→ **WRITTEN TASK 1**
Translate this sentence from the news article on Kushner's memoir into Spanish: "Kushner added that Kelly later stopped by Ivanka Trump's office to offer 'a meek apology, which she accepted.'"
→ **WRITTEN TASK 2**
Using the news article on Kushner's memoir, answer each question briefly:
(a) What is the full title of Kushner's book?
(b) What did Ivanka Trump say to Kelly as she passed him in the hallway?
(c) How did Kelly send his denial to the newspaper?
→ **WRITTEN TASK 3**
From the news article on Kushner's memoir, reproduce the passage from "Kelly, however, denied" up to and including "in the past.".

Jared Kushner (Getty Images)

(The Hill) — Jared Kushner, former President Donald Trump’s son-in-law and a top White House adviser in his administration, claims in a new book that Trump’s chief of staff John Kelly once shoved his wife, Ivanka Trump, after a tense Oval Office meeting.

According to an excerpt of “Breaking History: A White House Memoir” obtained by The Washington Post, Kushner writes that Kelly had a “Jekyll-and-Hyde” disposition and “only once did Kelly let his mask fully slip.”


“One day he had just marched out of a contentious meeting in the Oval Office,” Kushner writes, according to the Post. “Ivanka was walking down the main hallway in the West Wing when she passed him. Unaware of his heated state of mind, she said, ‘Hello chief.’ Kelly shoved her out of the way and stormed by. She wasn’t hurt, and didn’t make a big deal about the altercation, but in his rage Kelly had shown his true character.”

Kushner added that Kelly later stopped by Ivanka Trump’s office to offer “a meek apology, which she accepted.”

Kelly, however, denied the account, writing in an email to the newspaper that he does not recall the episode and that he would never do something like what Kushner described.

“It is inconceivable that I would EVER shove a woman. Inconceivable. Never happen,” Kelly said. “Would never intentionally do something like that. Also, don’t remember ever apologizing to her for something I didn’t do. I’d remember that.”

Kushner, Ivanka Trump and Kelly have clashed in the past.

The former chief of staff reportedly got frustrated with the couple, questioning what they did during the day and blaming the pair for the president making last-minute changes on policy.

A block of data:
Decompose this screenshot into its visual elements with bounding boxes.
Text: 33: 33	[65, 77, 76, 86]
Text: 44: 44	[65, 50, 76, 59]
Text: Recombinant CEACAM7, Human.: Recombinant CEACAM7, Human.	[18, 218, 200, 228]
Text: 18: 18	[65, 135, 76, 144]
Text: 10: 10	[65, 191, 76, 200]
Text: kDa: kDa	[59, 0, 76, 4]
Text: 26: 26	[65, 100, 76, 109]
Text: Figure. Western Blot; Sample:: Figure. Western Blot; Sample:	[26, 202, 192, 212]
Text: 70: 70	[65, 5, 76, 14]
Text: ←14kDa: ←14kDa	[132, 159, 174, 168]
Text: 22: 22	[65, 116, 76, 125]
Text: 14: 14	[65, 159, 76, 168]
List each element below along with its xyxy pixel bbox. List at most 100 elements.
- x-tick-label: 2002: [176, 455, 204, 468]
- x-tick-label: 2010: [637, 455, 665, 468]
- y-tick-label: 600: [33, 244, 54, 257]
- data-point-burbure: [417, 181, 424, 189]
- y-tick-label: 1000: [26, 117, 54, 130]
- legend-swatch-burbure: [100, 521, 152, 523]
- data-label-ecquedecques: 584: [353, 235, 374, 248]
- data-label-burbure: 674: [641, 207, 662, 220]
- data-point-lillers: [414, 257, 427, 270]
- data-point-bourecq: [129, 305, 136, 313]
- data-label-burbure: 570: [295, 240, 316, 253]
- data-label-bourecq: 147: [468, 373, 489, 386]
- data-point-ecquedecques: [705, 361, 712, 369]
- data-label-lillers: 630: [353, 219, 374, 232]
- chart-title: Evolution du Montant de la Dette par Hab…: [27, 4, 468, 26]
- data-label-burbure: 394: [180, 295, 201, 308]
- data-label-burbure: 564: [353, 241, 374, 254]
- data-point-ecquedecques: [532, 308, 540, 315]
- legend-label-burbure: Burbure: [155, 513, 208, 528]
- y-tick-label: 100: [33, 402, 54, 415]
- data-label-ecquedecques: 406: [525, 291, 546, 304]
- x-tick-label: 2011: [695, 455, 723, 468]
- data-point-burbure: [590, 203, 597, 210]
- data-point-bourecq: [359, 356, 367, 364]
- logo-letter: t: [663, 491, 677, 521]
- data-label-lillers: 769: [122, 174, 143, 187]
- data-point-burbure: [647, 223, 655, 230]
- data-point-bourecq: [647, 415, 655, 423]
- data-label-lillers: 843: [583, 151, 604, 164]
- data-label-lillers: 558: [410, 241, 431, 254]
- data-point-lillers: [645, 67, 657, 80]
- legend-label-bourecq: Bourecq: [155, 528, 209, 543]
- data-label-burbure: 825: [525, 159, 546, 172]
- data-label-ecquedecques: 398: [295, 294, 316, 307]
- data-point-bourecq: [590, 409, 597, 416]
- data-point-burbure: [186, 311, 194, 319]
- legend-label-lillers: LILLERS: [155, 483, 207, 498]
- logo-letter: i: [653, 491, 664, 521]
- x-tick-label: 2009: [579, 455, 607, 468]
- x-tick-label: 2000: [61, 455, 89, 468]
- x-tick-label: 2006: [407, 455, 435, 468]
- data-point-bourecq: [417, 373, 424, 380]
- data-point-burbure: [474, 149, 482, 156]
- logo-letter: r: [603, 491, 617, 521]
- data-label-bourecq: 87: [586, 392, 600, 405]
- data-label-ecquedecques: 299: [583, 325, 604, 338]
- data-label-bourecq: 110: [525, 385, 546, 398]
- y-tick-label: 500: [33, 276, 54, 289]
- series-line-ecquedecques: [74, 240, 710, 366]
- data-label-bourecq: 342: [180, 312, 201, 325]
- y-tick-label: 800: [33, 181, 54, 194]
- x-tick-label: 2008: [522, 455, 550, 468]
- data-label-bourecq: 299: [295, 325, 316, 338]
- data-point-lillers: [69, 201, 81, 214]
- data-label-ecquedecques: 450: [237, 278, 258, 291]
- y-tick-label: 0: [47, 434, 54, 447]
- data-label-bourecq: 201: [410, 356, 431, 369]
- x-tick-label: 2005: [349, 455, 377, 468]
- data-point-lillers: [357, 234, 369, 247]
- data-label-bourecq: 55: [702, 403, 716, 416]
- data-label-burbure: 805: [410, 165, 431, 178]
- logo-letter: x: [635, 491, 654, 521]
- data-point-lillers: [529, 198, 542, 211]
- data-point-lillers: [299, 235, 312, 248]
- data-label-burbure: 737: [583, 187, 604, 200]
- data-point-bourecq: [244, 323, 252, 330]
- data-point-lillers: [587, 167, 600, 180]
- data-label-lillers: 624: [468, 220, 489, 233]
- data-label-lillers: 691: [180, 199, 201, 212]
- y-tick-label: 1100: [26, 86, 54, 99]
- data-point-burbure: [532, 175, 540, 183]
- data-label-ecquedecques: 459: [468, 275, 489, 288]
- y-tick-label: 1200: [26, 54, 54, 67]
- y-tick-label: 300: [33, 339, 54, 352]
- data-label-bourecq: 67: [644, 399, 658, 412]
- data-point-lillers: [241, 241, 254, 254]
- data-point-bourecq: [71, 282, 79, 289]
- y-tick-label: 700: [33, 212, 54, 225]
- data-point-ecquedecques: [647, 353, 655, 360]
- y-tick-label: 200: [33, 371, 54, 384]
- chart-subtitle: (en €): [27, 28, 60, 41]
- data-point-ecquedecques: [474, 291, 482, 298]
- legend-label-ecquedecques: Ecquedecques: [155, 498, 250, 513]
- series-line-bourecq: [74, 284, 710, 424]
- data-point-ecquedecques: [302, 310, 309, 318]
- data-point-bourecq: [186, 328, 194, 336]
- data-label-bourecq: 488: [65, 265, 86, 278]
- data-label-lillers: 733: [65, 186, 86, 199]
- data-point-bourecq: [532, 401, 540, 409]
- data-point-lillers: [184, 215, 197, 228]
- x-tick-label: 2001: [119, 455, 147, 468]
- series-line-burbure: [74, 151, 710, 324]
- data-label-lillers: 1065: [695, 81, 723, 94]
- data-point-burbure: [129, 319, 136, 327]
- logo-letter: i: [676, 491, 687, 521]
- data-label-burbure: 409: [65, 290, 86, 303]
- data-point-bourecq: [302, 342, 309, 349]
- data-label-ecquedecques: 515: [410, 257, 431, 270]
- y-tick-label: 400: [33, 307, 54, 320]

→ **CORRECT OUTPUT 1**
Kushner añadió que Kelly pasó más tarde por la oficina de Ivanka Trump para ofrecer «una disculpa tímida, que ella aceptó».

→ **CORRECT OUTPUT 2**
(a) "Breaking History: A White House Memoir"
(b) "Hello chief."
(c) In an email.

→ **CORRECT OUTPUT 3**
Kelly, however, denied the account, writing in an email to the newspaper that he does not recall the episode and that he would never do something like what Kushner described.

“It is inconceivable that I would EVER shove a woman. Inconceivable. Never happen,” Kelly said. “Would never intentionally do something like that. Also, don’t remember ever apologizing to her for something I didn’t do. I’d remember that.”

Kushner, Ivanka Trump and Kelly have clashed in the past.